• **Task inputs**
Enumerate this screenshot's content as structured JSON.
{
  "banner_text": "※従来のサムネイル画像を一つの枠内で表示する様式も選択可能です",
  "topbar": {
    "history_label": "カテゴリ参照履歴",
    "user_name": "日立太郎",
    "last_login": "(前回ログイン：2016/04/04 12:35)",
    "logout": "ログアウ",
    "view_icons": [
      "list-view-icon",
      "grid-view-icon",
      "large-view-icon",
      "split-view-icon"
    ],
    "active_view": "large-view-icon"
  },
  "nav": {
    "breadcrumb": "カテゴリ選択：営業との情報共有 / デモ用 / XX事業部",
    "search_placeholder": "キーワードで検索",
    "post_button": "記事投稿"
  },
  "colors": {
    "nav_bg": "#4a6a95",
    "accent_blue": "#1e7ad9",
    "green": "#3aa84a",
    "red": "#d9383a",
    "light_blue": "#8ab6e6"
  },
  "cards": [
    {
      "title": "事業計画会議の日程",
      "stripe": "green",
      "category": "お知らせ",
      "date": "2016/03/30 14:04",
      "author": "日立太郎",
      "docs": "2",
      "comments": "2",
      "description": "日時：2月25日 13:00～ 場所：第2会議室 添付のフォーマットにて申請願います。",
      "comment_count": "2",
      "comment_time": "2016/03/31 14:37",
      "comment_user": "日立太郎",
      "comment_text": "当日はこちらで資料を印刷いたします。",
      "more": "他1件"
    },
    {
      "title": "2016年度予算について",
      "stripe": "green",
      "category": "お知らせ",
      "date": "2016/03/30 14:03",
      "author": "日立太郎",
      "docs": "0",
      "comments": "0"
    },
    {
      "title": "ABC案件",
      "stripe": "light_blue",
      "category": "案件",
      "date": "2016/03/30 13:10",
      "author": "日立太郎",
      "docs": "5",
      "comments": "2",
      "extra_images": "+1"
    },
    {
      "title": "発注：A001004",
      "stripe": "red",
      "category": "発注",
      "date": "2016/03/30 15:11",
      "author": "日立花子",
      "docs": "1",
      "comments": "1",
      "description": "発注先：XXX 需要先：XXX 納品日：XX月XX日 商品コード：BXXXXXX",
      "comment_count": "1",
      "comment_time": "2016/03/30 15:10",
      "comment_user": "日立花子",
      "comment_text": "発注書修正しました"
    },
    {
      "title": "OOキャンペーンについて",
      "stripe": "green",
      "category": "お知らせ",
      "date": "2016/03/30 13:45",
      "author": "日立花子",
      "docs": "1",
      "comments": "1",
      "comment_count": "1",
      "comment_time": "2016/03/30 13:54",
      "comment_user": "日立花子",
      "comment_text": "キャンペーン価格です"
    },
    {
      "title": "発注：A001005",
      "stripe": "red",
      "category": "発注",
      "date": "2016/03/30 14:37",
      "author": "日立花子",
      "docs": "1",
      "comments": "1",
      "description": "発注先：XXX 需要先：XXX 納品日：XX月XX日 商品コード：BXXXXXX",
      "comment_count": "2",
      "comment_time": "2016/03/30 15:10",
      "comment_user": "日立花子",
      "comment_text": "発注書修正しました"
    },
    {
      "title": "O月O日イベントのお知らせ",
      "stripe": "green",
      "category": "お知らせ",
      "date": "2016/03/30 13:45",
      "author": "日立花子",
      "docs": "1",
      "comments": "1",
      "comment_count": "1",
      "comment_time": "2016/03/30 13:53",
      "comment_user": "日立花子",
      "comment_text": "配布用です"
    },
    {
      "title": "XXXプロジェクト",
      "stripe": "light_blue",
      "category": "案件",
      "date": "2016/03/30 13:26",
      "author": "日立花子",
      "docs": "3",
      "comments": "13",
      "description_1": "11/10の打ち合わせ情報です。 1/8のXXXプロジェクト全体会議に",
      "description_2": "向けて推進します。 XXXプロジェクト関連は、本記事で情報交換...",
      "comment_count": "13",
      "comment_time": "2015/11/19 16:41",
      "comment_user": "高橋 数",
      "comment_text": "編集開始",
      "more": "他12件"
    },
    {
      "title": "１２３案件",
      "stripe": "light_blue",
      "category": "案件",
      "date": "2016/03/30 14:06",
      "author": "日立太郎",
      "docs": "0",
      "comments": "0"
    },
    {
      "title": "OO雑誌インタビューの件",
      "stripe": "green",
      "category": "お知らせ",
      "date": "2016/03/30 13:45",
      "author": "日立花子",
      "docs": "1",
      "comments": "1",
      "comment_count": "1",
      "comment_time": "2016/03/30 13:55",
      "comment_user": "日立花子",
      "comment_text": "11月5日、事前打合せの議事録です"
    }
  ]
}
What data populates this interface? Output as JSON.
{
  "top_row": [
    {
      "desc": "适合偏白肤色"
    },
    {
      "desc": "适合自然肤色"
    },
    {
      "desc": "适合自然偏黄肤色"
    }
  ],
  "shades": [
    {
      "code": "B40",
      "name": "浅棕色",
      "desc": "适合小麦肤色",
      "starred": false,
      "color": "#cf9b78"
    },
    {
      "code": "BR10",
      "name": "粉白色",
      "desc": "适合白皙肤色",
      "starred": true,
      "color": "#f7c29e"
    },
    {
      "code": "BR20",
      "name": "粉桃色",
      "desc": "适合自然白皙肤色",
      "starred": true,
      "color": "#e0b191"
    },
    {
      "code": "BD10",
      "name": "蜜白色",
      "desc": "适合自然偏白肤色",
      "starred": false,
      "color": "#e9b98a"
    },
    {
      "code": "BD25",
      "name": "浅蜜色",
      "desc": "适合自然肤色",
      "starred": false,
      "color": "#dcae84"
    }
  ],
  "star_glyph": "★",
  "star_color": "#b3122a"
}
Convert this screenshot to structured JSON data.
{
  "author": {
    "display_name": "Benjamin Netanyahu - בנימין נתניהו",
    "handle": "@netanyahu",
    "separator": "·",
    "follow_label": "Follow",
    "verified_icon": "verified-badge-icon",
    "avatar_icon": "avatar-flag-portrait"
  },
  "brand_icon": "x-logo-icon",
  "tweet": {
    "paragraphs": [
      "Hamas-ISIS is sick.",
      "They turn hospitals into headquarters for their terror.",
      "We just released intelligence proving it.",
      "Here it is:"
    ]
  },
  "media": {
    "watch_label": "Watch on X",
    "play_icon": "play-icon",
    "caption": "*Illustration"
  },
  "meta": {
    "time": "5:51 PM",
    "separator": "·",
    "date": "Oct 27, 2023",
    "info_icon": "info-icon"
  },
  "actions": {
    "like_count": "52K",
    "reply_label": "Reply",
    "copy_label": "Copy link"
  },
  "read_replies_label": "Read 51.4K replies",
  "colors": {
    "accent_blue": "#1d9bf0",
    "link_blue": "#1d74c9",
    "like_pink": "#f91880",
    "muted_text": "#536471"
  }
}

• **Job**
Return exactly the lines of the data, and only those, from the line with "What data populates" through the last line, inclusive.

• **Written answer**
What data populates this interface? Output as JSON.
{
  "top_row": [
    {
      "desc": "适合偏白肤色"
    },
    {
      "desc": "适合自然肤色"
    },
    {
      "desc": "适合自然偏黄肤色"
    }
  ],
  "shades": [
    {
      "code": "B40",
      "name": "浅棕色",
      "desc": "适合小麦肤色",
      "starred": false,
      "color": "#cf9b78"
    },
    {
      "code": "BR10",
      "name": "粉白色",
      "desc": "适合白皙肤色",
      "starred": true,
      "color": "#f7c29e"
    },
    {
      "code": "BR20",
      "name": "粉桃色",
      "desc": "适合自然白皙肤色",
      "starred": true,
      "color": "#e0b191"
    },
    {
      "code": "BD10",
      "name": "蜜白色",
      "desc": "适合自然偏白肤色",
      "starred": false,
      "color": "#e9b98a"
    },
    {
      "code": "BD25",
      "name": "浅蜜色",
      "desc": "适合自然肤色",
      "starred": false,
      "color": "#dcae84"
    }
  ],
  "star_glyph": "★",
  "star_color": "#b3122a"
}
Convert this screenshot to structured JSON data.
{
  "author": {
    "display_name": "Benjamin Netanyahu - בנימין נתניהו",
    "handle": "@netanyahu",
    "separator": "·",
    "follow_label": "Follow",
    "verified_icon": "verified-badge-icon",
    "avatar_icon": "avatar-flag-portrait"
  },
  "brand_icon": "x-logo-icon",
  "tweet": {
    "paragraphs": [
      "Hamas-ISIS is sick.",
      "They turn hospitals into headquarters for their terror.",
      "We just released intelligence proving it.",
      "Here it is:"
    ]
  },
  "media": {
    "watch_label": "Watch on X",
    "play_icon": "play-icon",
    "caption": "*Illustration"
  },
  "meta": {
    "time": "5:51 PM",
    "separator": "·",
    "date": "Oct 27, 2023",
    "info_icon": "info-icon"
  },
  "actions": {
    "like_count": "52K",
    "reply_label": "Reply",
    "copy_label": "Copy link"
  },
  "read_replies_label": "Read 51.4K replies",
  "colors": {
    "accent_blue": "#1d9bf0",
    "link_blue": "#1d74c9",
    "like_pink": "#f91880",
    "muted_text": "#536471"
  }
}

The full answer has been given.